++++ THE DATA ++++

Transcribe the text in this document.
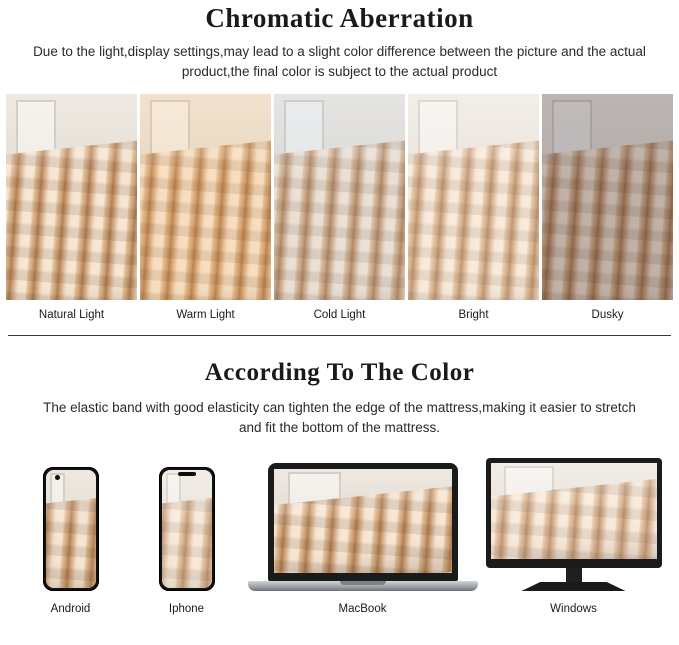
Chromatic Aberration

Due to the light,display settings,may lead to a slight color difference between the picture and the actual product,the final color is subject to the actual product

Natural Light	Warm Light	Cold Light	Bright	Dusky
According To The Color

The elastic band with good elasticity can tighten the edge of the mattress,making it easier to stretch and fit the bottom of the mattress.

Android	Iphone	MacBook	Windows
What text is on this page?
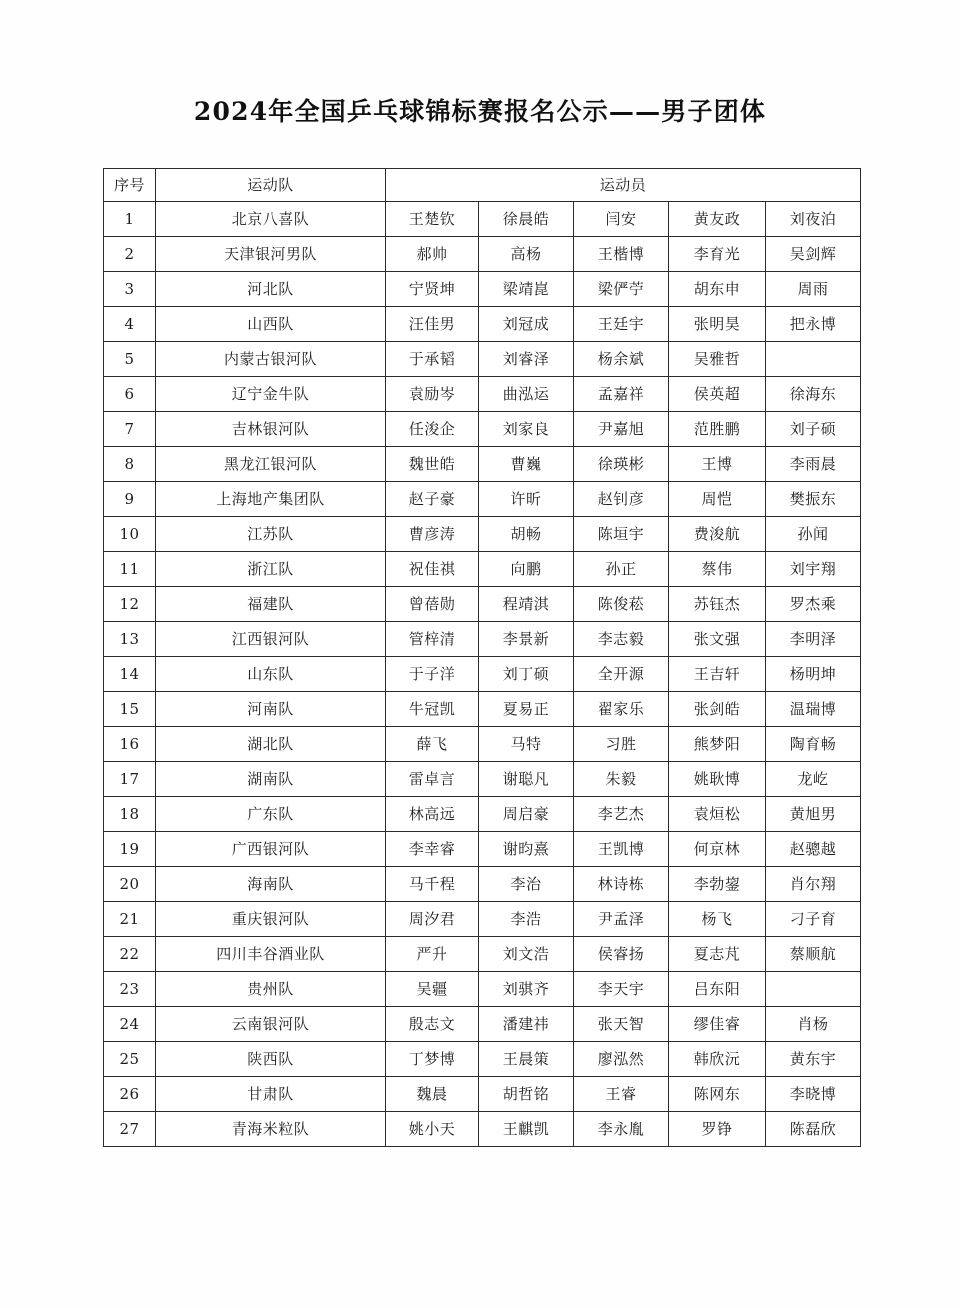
2024年全国乒乓球锦标赛报名公示——男子团体
序号	运动队	运动员				
1	北京八喜队	王楚钦	徐晨皓	闫安	黄友政	刘夜泊
2	天津银河男队	郝帅	高杨	王楷博	李育光	吴剑辉
3	河北队	宁贤坤	梁靖崑	梁俨苧	胡东申	周雨
4	山西队	汪佳男	刘冠成	王廷宇	张明昊	把永博
5	内蒙古银河队	于承韬	刘睿泽	杨余斌	吴雅哲	
6	辽宁金牛队	袁励岑	曲泓运	孟嘉祥	侯英超	徐海东
7	吉林银河队	任浚企	刘家良	尹嘉旭	范胜鹏	刘子硕
8	黑龙江银河队	魏世皓	曹巍	徐瑛彬	王博	李雨晨
9	上海地产集团队	赵子豪	许昕	赵钊彦	周恺	樊振东
10	江苏队	曹彦涛	胡畅	陈垣宇	费浚航	孙闻
11	浙江队	祝佳祺	向鹏	孙正	蔡伟	刘宇翔
12	福建队	曾蓓勋	程靖淇	陈俊菘	苏钰杰	罗杰乘
13	江西银河队	管梓清	李景新	李志毅	张文强	李明泽
14	山东队	于子洋	刘丁硕	全开源	王吉轩	杨明坤
15	河南队	牛冠凯	夏易正	翟家乐	张剑皓	温瑞博
16	湖北队	薛飞	马特	习胜	熊梦阳	陶育畅
17	湖南队	雷卓言	谢聪凡	朱毅	姚耿博	龙屹
18	广东队	林高远	周启豪	李艺杰	袁烜松	黄旭男
19	广西银河队	李幸睿	谢昀熹	王凯博	何京林	赵骢越
20	海南队	马千程	李治	林诗栋	李勃鋆	肖尔翔
21	重庆银河队	周汐君	李浩	尹孟泽	杨飞	刁子育
22	四川丰谷酒业队	严升	刘文浩	侯睿扬	夏志芃	蔡顺航
23	贵州队	吴疆	刘骐齐	李天宇	吕东阳	
24	云南银河队	殷志文	潘建祎	张天智	缪佳睿	肖杨
25	陕西队	丁梦博	王晨策	廖泓然	韩欣沅	黄东宇
26	甘肃队	魏晨	胡哲铭	王睿	陈网东	李晓博
27	青海米粒队	姚小天	王麒凯	李永胤	罗铮	陈磊欣
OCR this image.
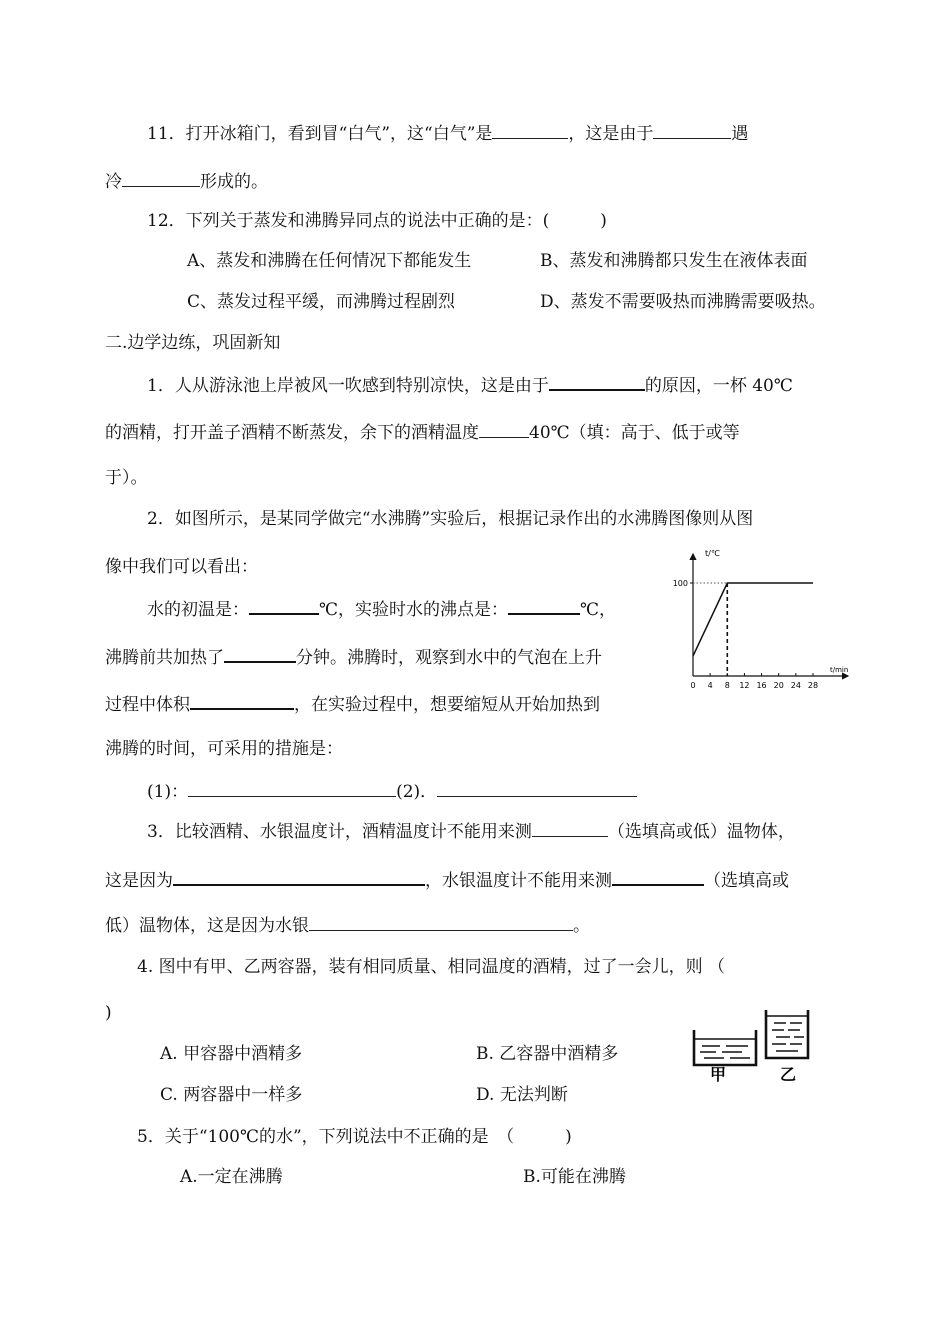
11．打开冰箱门，看到冒“白气”，这“白气”是	，这是由于	遇
冷	形成的。
12．下列关于蒸发和沸腾异同点的说法中正确的是：(　　　)
A、蒸发和沸腾在任何情况下都能发生	B、蒸发和沸腾都只发生在液体表面
C、蒸发过程平缓，而沸腾过程剧烈	D、蒸发不需要吸热而沸腾需要吸热。
二.边学边练，巩固新知
1．人从游泳池上岸被风一吹感到特别凉快，这是由于	的原因，一杯 40℃
的酒精，打开盖子酒精不断蒸发，余下的酒精温度	40℃（填：高于、低于或等
于）。
2．如图所示，是某同学做完“水沸腾”实验后，根据记录作出的水沸腾图像则从图
像中我们可以看出：
水的初温是：	℃，实验时水的沸点是：	℃，
沸腾前共加热了	分钟。沸腾时，观察到水中的气泡在上升
过程中体积	，在实验过程中，想要缩短从开始加热到
沸腾的时间，可采用的措施是：
(1)：	(2)．
t/℃
t/min
0 4 8 12 16 20 24 28
100
3．比较酒精、水银温度计，酒精温度计不能用来测	（选填高或低）温物体，
这是因为	，水银温度计不能用来测	（选填高或
低）温物体，这是因为水银	。
4. 图中有甲、乙两容器，装有相同质量、相同温度的酒精，过了一会儿，则 （
)
A. 甲容器中酒精多	B. 乙容器中酒精多
C. 两容器中一样多	D. 无法判断
甲	乙
5．关于“100℃的水”，下列说法中不正确的是　（　　　)
A.一定在沸腾	B.可能在沸腾
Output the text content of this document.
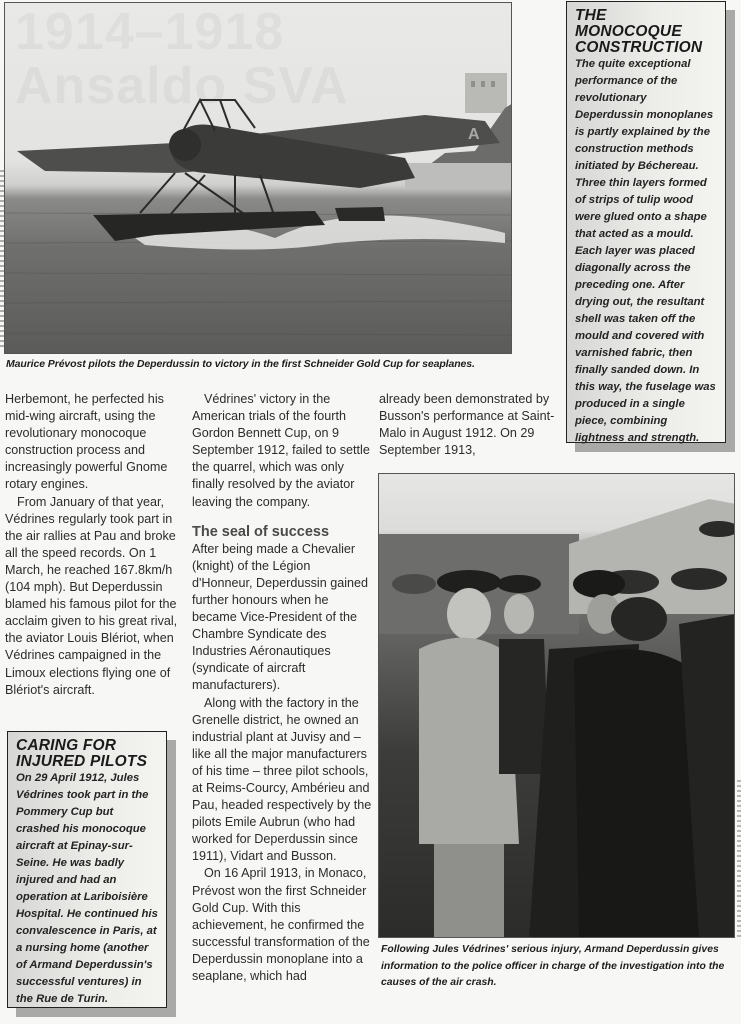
A
Maurice Prévost pilots the Deperdussin to victory in the first Schneider Gold Cup for seaplanes.
THE MONOCOQUE CONSTRUCTION
The quite exceptional performance of the revolutionary Deperdussin monoplanes is partly explained by the construction methods initiated by Béchereau. Three thin layers formed of strips of tulip wood were glued onto a shape that acted as a mould. Each layer was placed diagonally across the preceding one. After drying out, the resultant shell was taken off the mould and covered with varnished fabric, then finally sanded down. In this way, the fuselage was produced in a single piece, combining lightness and strength.

Herbemont, he perfected his mid-wing aircraft, using the revolutionary monocoque construction process and increasingly powerful Gnome rotary engines.

From January of that year, Védrines regularly took part in the air rallies at Pau and broke all the speed records. On 1 March, he reached 167.8km/h (104 mph). But Deperdussin blamed his famous pilot for the acclaim given to his great rival, the aviator Louis Blériot, when Védrines campaigned in the Limoux elections flying one of Blériot's aircraft.

Védrines' victory in the American trials of the fourth Gordon Bennett Cup, on 9 September 1912, failed to settle the quarrel, which was only finally resolved by the aviator leaving the company.

The seal of success

After being made a Chevalier (knight) of the Légion d'Honneur, Deperdussin gained further honours when he became Vice-President of the Chambre Syndicate des Industries Aéronautiques (syndicate of aircraft manufacturers).

Along with the factory in the Grenelle district, he owned an industrial plant at Juvisy and – like all the major manufacturers of his time – three pilot schools, at Reims-Courcy, Ambérieu and Pau, headed respectively by the pilots Emile Aubrun (who had worked for Deperdussin since 1911), Vidart and Busson.

On 16 April 1913, in Monaco, Prévost won the first Schneider Gold Cup. With this achievement, he confirmed the successful transformation of the Deperdussin monoplane into a seaplane, which had

already been demonstrated by Busson's performance at Saint-Malo in August 1912. On 29 September 1913,

CARING FOR INJURED PILOTS
On 29 April 1912, Jules Védrines took part in the Pommery Cup but crashed his monocoque aircraft at Epinay-sur-Seine. He was badly injured and had an operation at Lariboisière Hospital. He continued his convalescence in Paris, at a nursing home (another of Armand Deperdussin's successful ventures) in the Rue de Turin.
Following Jules Védrines' serious injury, Armand Deperdussin gives information to the police officer in charge of the investigation into the causes of the air crash.
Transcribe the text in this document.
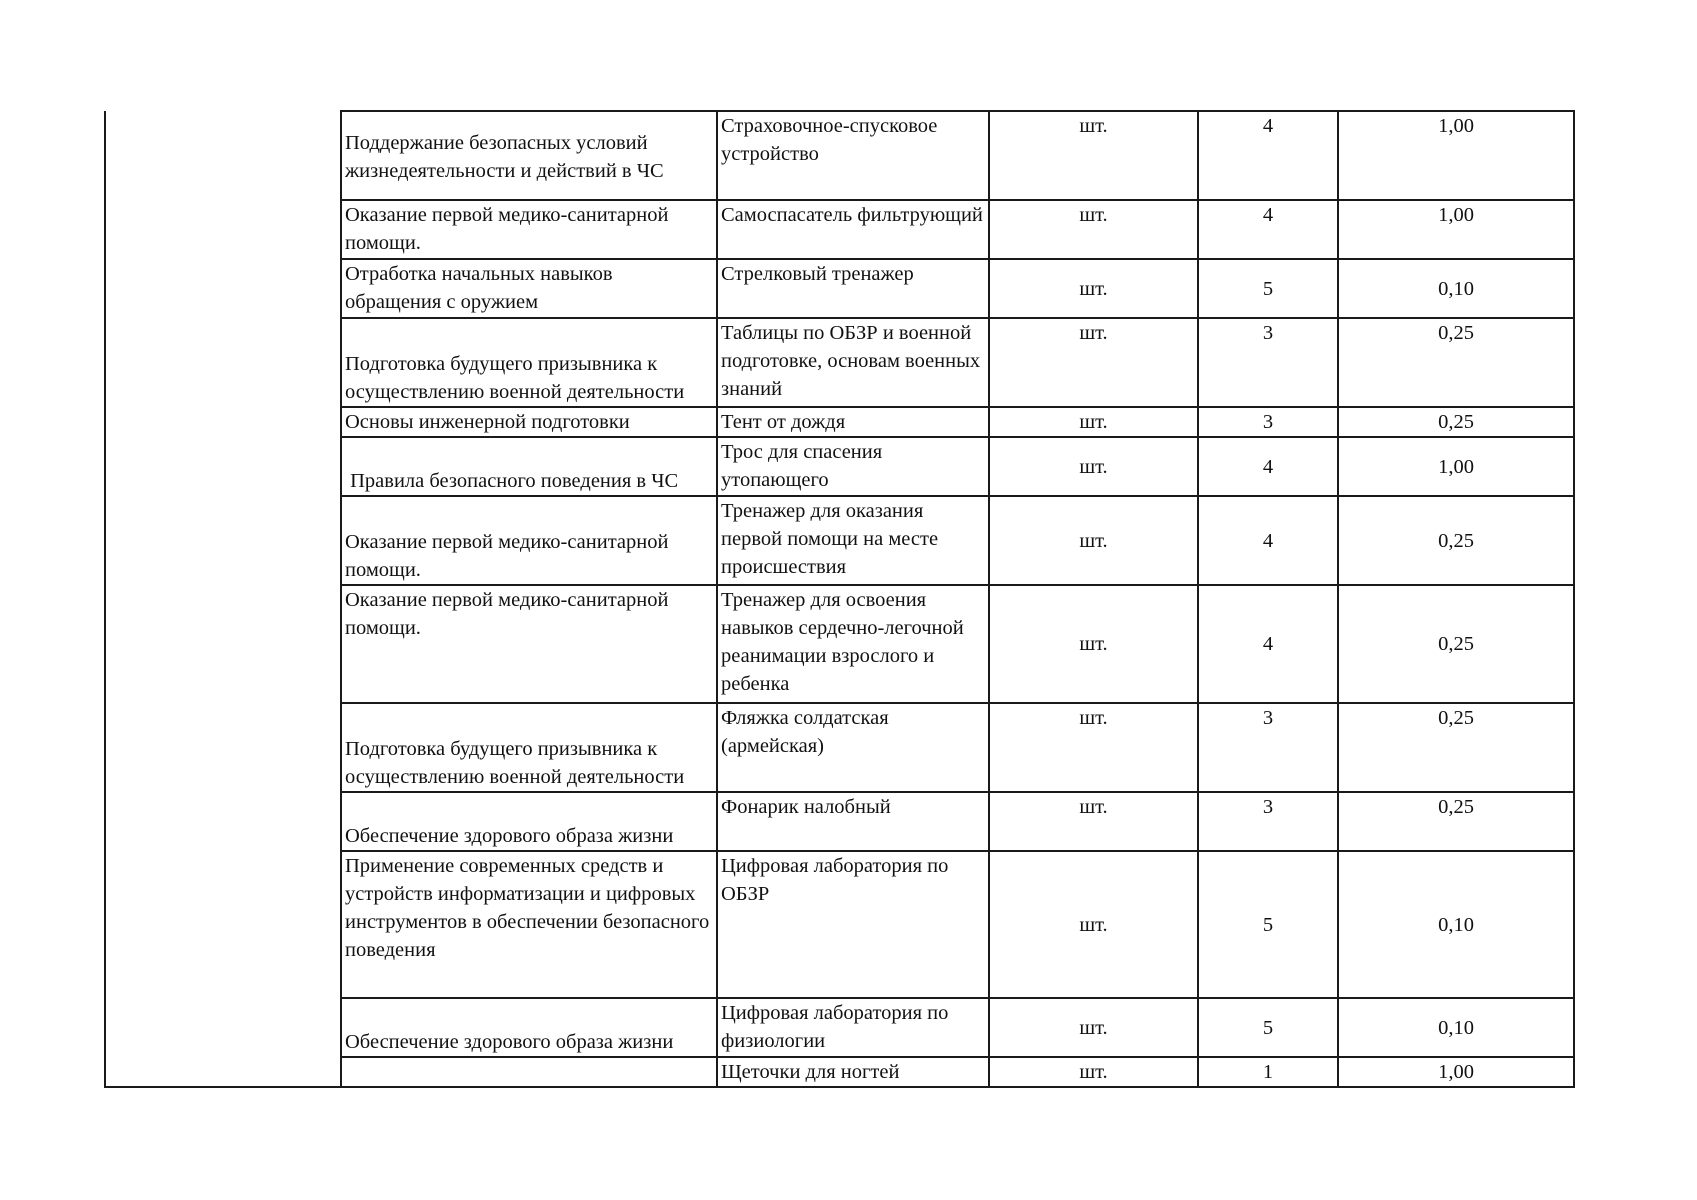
	Поддержание безопасных условий жизнедеятельности и действий в ЧС	Страховочное-спусковое устройство	шт.	4	1,00
	Оказание первой медико-санитарной помощи.	Самоспасатель фильтрующий	шт.	4	1,00
	Отработка начальных навыков обращения с оружием	Стрелковый тренажер	шт.	5	0,10
	Подготовка будущего призывника к осуществлению военной деятельности	Таблицы по ОБЗР и военной подготовке, основам военных знаний	шт.	3	0,25
	Основы инженерной подготовки	Тент от дождя	шт.	3	0,25
	Правила безопасного поведения в ЧС	Трос для спасения утопающего	шт.	4	1,00
	Оказание первой медико-санитарной помощи.	Тренажер для оказания первой помощи на месте происшествия	шт.	4	0,25
	Оказание первой медико-санитарной помощи.	Тренажер для освоения навыков сердечно-легочной реанимации взрослого и ребенка	шт.	4	0,25
	Подготовка будущего призывника к осуществлению военной деятельности	Фляжка солдатская (армейская)	шт.	3	0,25
	Обеспечение здорового образа жизни	Фонарик налобный	шт.	3	0,25
	Применение современных средств и устройств информатизации и цифровых инструментов в обеспечении безопасного поведения	Цифровая лаборатория по ОБЗР	шт.	5	0,10
	Обеспечение здорового образа жизни	Цифровая лаборатория по физиологии	шт.	5	0,10
		Щеточки для ногтей	шт.	1	1,00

++++

WHAT TO PRODUCE
Scan the records above for the string "Armand", then report every line that contains it.

COMPLETE ANSWER
On 29 April 1912, Jules Védrines took part in the Pommery Cup but crashed his monocoque aircraft at Epinay-sur-Seine. He was badly injured and had an operation at Lariboisière Hospital. He continued his convalescence in Paris, at a nursing home (another of Armand Deperdussin's successful ventures) in the Rue de Turin.
Following Jules Védrines' serious injury, Armand Deperdussin gives information to the police officer in charge of the investigation into the causes of the air crash.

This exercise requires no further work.